**Extracto de página**
*****

En el Potosí no sale el Sol
Durante la noche cayó granizo y la ciudad de Potosí amaneció fría y nublada. Por el clima, los turistas se desvanecieron y el cerro se mostró mas sincero que nunca. Éramos sólo dos personas queriéndonos adentrar en sus minas.
La historia del Potosí es conocida. La leyenda dice que Diego Huallpa subió sus laderas buscando una llama perdida y al hacer una fogata derritió la plata que brilló con luz de luna. Dos años contuvo Diego el secreto, hasta que los españoles se enteraron y montaron toda una maquinaria de enriquecimiento y muerte. Es famoso el cálculo que explica que se puede construir un puente desde Bolivia a España con la plata extraída, y otro, al lado seguramente, hecho completamente de huesos humanos. Los 6.000.000 de muertos desde la colonia explican esas sumas.
Decía que el día era gris. Miguel, quien alterna turismo y minería, fue nuestro guía durante esa mañana. A través de una de las miles de bocas que tiene el cerro Potosí, nos explicó cuestiones técnicas sobre la montaña (como que el agua siempre sale y el aire siempre entra, dato útil para quien se pierde en los túneles), sobre las creencias de los mineros y sobre las numerosas historias de los turistas que murieron durante el año pasado en estas minas. Luego de 15 minutos el recorrido terminó y Miguel con un cordial saludo se marchó.

*****

**Datos de análisis del diseño de página**
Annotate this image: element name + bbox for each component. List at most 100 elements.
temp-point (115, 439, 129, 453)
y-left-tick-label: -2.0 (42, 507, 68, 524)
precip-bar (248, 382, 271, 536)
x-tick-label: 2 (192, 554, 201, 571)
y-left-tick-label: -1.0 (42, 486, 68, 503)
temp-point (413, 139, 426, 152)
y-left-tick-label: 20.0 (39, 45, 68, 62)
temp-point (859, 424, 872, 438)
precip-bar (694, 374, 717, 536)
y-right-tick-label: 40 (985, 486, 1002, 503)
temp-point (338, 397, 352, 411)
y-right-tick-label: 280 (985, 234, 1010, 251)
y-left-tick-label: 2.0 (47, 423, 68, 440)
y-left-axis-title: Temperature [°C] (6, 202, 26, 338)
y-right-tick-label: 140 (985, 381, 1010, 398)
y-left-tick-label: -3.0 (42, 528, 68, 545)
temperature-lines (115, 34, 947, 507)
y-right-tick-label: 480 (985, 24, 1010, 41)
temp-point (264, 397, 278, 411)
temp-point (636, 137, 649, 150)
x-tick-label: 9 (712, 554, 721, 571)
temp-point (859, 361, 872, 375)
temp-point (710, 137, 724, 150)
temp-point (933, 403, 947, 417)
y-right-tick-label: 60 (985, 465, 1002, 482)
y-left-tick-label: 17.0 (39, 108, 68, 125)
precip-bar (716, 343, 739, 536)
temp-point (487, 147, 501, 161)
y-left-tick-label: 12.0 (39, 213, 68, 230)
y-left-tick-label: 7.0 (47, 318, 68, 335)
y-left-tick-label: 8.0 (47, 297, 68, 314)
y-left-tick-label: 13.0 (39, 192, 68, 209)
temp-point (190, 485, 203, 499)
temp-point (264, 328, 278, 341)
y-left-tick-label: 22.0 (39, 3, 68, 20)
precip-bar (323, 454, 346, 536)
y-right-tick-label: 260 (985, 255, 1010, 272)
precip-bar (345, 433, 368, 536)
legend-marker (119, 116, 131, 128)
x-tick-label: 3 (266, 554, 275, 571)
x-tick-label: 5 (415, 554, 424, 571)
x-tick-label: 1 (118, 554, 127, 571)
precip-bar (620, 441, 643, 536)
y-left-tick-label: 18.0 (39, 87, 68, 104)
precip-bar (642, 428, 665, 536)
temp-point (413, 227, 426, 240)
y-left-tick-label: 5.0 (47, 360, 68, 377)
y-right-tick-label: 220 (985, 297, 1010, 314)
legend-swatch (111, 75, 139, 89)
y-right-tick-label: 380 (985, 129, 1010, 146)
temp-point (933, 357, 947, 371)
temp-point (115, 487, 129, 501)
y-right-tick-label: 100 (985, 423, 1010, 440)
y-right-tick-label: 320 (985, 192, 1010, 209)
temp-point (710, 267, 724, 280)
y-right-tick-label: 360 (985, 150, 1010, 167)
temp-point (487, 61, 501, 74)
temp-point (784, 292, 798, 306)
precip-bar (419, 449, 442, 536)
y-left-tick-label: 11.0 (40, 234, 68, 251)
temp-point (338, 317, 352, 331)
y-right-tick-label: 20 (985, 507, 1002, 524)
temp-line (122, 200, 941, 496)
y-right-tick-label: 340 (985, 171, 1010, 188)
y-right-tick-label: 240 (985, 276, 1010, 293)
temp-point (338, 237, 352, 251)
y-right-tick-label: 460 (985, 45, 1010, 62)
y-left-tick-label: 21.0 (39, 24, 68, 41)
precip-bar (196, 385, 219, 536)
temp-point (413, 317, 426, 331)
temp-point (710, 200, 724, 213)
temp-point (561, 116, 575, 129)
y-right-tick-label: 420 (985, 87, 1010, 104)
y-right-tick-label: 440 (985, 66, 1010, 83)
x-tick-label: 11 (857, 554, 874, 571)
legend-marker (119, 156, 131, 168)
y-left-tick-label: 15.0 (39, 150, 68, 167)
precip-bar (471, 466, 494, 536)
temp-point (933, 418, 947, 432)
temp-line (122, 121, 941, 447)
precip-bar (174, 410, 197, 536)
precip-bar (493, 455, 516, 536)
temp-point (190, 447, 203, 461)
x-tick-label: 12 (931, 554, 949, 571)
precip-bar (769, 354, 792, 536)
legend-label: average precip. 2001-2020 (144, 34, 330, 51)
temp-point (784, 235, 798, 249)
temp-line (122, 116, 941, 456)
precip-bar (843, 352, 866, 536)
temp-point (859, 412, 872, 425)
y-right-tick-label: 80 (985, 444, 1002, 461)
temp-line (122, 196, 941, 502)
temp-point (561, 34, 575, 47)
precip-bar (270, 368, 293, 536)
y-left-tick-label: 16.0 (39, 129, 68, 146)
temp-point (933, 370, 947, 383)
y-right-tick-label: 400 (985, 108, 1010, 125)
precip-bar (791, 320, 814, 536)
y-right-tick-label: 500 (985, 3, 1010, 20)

*****

**Usando la información**
1 > Di si cada afirmación coincide con el relato sobre el cerro Potosí y responde sí o no, citando las palabras del relato que lo deciden. (a) Según la leyenda, Diego Huallpa subió al cerro buscando una llama perdida. (b) Diego guardó el secreto durante cinco años. (c) El recorrido con Miguel duró una hora.
2 > Retoma el relato sobre el cerro Potosí y sigue escribiendo a partir de su última oración.

**Respuestas por tarea**
1 >
(a) Sí: "La leyenda dice que Diego Huallpa subió sus laderas buscando una llama perdida".
(b) No: "Dos años contuvo Diego el secreto".
(c) No: "Luego de 15 minutos el recorrido terminó".

2 >
Sentíamos que faltaba algo, que este cerro escondía otra realidad aparte de las vetas de mineral y que no podíamos marcharnos sin saber un poco más del lado oscuro del Potosí. Por eso, antes de que Miguel se aleje demasiado lo llamamos y le preguntamos sobre la vida en esta zona.
Al parecer, algo le tocamos a este minero de ojos penetrantes y gran fortaleza física. Durante media hora estuvimos hablando y escuchando sobre todo. Allí, pudimos ver a uno de los trabajadores que se suponen más fuertes y rudos de todas las actividades industriales, con lágrimas en los ojos. Nos contó que su abuelo murió a los 48, su padre a los 52, y él, que tenía 35 años, ya tenía 15% del pulmón tomado por Silicosis (“la enfermedad de las minas”). Dijo que el promedio de vida es muy bajo, que casi nadie llega a los 65 años, y que todos trabajan en las minas desde niños (José Luis, un niño de 12 años, nos contó luego que perdió a 8 de sus amigos). Sólo los pocos encuentran una “buena veta”, logran salir de la mina, mudarse a Sucre y comprarse un auto de US$ 40.000. Para el resto, la gran mayoría, sólo queda el consuelo de ganar unos pesos con la incertidumbre de morirse por un derrumbe o asfixiados por el gas.
¿Cuánto vale la vida de un minero? Según la póliza de seguro, US$ 3.000. La de un turista, en cambio, está valuada en US$ 300.000.
¿Cuánto mineral debe sacar un minero para sobrevivir? Cerca de 10 toneladas en 20 días, todo a través de su propia fuerza. El dinero recibido depende de la calidad extraída.
¿Cuán rentable es vender la plata hoy? Muy poco, la crisis ha disminuido el valor de este metal en cerca de un 400%. Aun así, cientos de mineros trabajan durante todo el año con el fin de mantener sus familias. Así de gris es esta historia.